Required task: Find and copy lines holding "регионального".

— Begin Material provided —

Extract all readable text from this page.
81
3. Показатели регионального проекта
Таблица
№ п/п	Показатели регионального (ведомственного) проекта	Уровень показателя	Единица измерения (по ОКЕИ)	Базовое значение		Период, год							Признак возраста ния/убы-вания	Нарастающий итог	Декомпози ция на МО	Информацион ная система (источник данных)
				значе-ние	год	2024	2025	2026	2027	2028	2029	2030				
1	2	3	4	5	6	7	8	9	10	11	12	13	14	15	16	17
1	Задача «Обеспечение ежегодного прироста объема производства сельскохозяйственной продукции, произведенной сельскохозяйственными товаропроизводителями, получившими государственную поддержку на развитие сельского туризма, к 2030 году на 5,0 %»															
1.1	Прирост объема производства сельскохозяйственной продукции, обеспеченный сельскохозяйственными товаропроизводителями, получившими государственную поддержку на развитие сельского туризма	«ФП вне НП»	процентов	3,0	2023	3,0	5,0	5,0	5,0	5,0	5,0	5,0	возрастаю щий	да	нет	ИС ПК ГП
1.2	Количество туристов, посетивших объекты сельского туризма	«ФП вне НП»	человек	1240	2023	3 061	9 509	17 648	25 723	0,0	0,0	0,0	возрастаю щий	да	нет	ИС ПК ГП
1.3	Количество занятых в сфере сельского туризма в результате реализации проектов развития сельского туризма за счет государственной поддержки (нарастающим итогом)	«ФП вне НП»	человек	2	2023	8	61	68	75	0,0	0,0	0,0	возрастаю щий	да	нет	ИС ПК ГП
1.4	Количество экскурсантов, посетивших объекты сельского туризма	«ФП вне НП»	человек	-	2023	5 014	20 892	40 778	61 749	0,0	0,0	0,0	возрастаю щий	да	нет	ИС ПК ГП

— End Material provided —

Exercise result:
3. Показатели регионального проекта
№ п/п	Показатели регионального (ведомственного) проекта	Уровень показателя	Единица измерения (по ОКЕИ)	Базовое значение		Период, год							Признак возраста ния/убы-вания	Нарастающий итог	Декомпози ция на МО	Информацион ная система (источник данных)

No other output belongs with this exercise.